Do this:
In the listing below, find every line with the string "công" and pull it out.

═══ Listing ═══

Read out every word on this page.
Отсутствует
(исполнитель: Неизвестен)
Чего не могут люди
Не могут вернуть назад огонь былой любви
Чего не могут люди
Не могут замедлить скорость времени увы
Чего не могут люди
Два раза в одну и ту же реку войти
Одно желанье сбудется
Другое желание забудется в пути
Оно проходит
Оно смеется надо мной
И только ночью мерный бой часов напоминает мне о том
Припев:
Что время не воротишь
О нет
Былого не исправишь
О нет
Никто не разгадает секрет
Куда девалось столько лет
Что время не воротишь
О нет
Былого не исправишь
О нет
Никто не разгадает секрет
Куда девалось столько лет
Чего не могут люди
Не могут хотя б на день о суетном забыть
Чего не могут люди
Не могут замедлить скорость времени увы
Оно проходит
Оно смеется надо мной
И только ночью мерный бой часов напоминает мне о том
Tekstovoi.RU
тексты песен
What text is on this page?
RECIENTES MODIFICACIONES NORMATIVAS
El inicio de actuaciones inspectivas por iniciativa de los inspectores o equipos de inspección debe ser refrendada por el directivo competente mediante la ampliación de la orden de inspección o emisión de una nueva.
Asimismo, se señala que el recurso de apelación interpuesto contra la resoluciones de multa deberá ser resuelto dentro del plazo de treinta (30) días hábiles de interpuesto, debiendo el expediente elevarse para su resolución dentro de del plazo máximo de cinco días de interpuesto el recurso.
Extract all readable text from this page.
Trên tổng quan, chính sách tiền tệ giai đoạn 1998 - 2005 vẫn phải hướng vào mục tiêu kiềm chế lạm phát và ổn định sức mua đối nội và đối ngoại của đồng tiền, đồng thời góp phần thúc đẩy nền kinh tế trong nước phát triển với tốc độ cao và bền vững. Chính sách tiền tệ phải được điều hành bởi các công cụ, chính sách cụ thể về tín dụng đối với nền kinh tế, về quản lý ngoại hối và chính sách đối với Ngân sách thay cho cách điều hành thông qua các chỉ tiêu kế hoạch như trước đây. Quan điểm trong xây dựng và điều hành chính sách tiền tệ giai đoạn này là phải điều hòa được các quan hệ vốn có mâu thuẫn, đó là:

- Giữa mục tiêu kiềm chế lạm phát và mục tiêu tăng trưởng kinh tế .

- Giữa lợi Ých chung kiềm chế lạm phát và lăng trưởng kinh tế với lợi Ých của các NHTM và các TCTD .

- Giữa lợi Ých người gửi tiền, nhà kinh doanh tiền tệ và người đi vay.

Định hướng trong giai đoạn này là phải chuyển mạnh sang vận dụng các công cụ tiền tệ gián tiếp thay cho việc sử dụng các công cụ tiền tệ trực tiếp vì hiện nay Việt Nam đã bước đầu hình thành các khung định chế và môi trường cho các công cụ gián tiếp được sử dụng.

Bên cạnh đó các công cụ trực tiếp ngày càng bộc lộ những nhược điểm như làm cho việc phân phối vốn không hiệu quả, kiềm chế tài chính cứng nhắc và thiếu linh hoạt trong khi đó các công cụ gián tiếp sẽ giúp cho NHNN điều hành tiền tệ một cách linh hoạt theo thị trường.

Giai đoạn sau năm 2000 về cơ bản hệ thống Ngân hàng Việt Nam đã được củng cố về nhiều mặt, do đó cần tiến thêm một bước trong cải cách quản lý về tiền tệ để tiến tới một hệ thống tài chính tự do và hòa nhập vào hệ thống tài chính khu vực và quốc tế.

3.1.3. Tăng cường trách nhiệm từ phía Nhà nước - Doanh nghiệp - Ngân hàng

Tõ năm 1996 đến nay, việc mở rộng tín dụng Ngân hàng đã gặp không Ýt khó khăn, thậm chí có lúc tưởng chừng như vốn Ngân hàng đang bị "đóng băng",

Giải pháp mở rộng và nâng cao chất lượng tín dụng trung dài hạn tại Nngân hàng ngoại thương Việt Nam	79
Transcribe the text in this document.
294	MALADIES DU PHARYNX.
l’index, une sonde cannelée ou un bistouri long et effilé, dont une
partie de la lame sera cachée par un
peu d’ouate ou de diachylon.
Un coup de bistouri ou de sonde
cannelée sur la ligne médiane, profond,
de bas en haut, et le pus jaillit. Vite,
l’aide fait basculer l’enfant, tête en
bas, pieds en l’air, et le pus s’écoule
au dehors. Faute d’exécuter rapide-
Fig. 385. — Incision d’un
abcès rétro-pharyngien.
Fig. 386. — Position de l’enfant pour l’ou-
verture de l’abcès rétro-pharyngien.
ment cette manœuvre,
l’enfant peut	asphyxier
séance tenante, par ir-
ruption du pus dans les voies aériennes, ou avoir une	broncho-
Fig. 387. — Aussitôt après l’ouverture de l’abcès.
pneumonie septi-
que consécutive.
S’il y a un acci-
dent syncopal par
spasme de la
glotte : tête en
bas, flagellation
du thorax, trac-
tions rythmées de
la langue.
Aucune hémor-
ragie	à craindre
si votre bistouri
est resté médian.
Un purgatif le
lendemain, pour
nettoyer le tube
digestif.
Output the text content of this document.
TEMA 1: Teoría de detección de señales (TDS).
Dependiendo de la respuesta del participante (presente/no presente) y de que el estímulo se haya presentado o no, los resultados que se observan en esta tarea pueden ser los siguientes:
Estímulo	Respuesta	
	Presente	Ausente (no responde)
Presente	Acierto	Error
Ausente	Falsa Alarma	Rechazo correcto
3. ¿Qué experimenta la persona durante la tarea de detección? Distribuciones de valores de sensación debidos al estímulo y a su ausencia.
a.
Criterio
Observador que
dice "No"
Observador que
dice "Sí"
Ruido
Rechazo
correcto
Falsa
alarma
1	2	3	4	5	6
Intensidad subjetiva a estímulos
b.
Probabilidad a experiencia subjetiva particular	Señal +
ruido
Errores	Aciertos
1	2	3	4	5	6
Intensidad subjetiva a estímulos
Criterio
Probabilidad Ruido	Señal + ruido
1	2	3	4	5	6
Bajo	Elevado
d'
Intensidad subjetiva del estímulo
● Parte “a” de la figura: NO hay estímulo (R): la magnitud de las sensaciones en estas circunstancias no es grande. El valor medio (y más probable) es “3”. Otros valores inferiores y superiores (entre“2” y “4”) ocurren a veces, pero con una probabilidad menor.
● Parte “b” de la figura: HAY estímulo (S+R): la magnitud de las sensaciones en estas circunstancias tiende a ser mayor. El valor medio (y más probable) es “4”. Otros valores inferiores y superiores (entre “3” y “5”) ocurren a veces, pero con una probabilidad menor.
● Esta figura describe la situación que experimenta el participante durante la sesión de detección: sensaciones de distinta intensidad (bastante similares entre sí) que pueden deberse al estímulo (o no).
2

═══

Response below:
Trên tổng quan, chính sách tiền tệ giai đoạn 1998 - 2005 vẫn phải hướng vào mục tiêu kiềm chế lạm phát và ổn định sức mua đối nội và đối ngoại của đồng tiền, đồng thời góp phần thúc đẩy nền kinh tế trong nước phát triển với tốc độ cao và bền vững. Chính sách tiền tệ phải được điều hành bởi các công cụ, chính sách cụ thể về tín dụng đối với nền kinh tế, về quản lý ngoại hối và chính sách đối với Ngân sách thay cho cách điều hành thông qua các chỉ tiêu kế hoạch như trước đây. Quan điểm trong xây dựng và điều hành chính sách tiền tệ giai đoạn này là phải điều hòa được các quan hệ vốn có mâu thuẫn, đó là:
Định hướng trong giai đoạn này là phải chuyển mạnh sang vận dụng các công cụ tiền tệ gián tiếp thay cho việc sử dụng các công cụ tiền tệ trực tiếp vì hiện nay Việt Nam đã bước đầu hình thành các khung định chế và môi trường cho các công cụ gián tiếp được sử dụng.
Bên cạnh đó các công cụ trực tiếp ngày càng bộc lộ những nhược điểm như làm cho việc phân phối vốn không hiệu quả, kiềm chế tài chính cứng nhắc và thiếu linh hoạt trong khi đó các công cụ gián tiếp sẽ giúp cho NHNN điều hành tiền tệ một cách linh hoạt theo thị trường.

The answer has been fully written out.